» Work to be completed:
Which lines run from the one containing "Give me a plain-text" to the end of the entries? Quote them exactly, and nothing else.

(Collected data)
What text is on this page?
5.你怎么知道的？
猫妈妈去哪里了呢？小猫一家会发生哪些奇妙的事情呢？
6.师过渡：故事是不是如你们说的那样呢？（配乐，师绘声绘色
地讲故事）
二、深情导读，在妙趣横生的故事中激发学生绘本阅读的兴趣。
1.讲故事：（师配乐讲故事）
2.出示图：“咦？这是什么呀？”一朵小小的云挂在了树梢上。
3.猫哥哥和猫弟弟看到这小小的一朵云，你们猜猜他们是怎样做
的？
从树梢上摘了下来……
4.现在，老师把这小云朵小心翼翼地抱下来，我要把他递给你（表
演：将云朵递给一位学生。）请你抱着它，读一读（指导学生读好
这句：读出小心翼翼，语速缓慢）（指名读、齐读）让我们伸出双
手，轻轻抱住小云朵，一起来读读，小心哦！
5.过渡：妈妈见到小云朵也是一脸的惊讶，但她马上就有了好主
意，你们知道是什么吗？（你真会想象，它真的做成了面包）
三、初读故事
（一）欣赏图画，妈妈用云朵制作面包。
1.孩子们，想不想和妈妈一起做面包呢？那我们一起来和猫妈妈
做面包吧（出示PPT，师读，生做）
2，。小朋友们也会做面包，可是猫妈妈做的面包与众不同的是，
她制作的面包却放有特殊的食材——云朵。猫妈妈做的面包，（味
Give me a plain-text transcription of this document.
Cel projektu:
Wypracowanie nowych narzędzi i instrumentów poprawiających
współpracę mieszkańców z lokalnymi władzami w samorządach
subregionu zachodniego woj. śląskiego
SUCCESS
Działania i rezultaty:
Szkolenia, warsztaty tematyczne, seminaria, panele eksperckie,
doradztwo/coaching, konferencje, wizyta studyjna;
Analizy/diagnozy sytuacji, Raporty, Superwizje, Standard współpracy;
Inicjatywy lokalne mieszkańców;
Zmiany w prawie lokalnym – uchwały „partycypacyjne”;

» Answer for the task:
Give me a plain-text transcription of this document.
Cel projektu:
Wypracowanie nowych narzędzi i instrumentów poprawiających
współpracę mieszkańców z lokalnymi władzami w samorządach
subregionu zachodniego woj. śląskiego
SUCCESS
Działania i rezultaty:
Szkolenia, warsztaty tematyczne, seminaria, panele eksperckie,
doradztwo/coaching, konferencje, wizyta studyjna;
Analizy/diagnozy sytuacji, Raporty, Superwizje, Standard współpracy;
Inicjatywy lokalne mieszkańców;
Zmiany w prawie lokalnym – uchwały „partycypacyjne”;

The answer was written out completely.